WHAT TO PRODUCE: Extract each line holding the word "Soil" from the entries.

---------- TASK MATERIAL

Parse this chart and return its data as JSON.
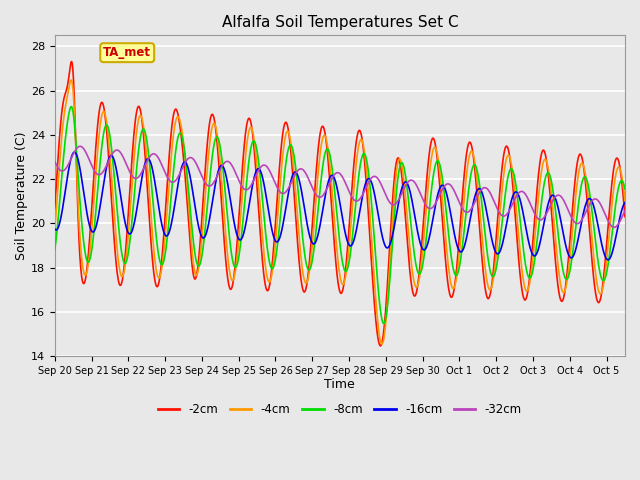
{
  "title": "Alfalfa Soil Temperatures Set C",
  "xlabel": "Time",
  "ylabel": "Soil Temperature (C)",
  "ylim": [
    14,
    28.5
  ],
  "background_color": "#e8e8e8",
  "plot_bg_color": "#e8e8e8",
  "grid_color": "white",
  "series": {
    "-2cm": {
      "color": "#ff1100",
      "lw": 1.2
    },
    "-4cm": {
      "color": "#ff9900",
      "lw": 1.2
    },
    "-8cm": {
      "color": "#00dd00",
      "lw": 1.2
    },
    "-16cm": {
      "color": "#0000ee",
      "lw": 1.2
    },
    "-32cm": {
      "color": "#bb44bb",
      "lw": 1.2
    }
  },
  "legend_label": "TA_met",
  "legend_bg": "#ffff99",
  "legend_border": "#ccaa00",
  "legend_text_color": "#cc0000",
  "xtick_labels": [
    "Sep 20",
    "Sep 21",
    "Sep 22",
    "Sep 23",
    "Sep 24",
    "Sep 25",
    "Sep 26",
    "Sep 27",
    "Sep 28",
    "Sep 29",
    "Sep 30",
    "Oct 1",
    "Oct 2",
    "Oct 3",
    "Oct 4",
    "Oct 5"
  ],
  "ytick_values": [
    14,
    16,
    18,
    20,
    22,
    24,
    26,
    28
  ]
}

--------------------

RESULT OF THE EXERCISE:
  "title": "Alfalfa Soil Temperatures Set C",
  "ylabel": "Soil Temperature (C)",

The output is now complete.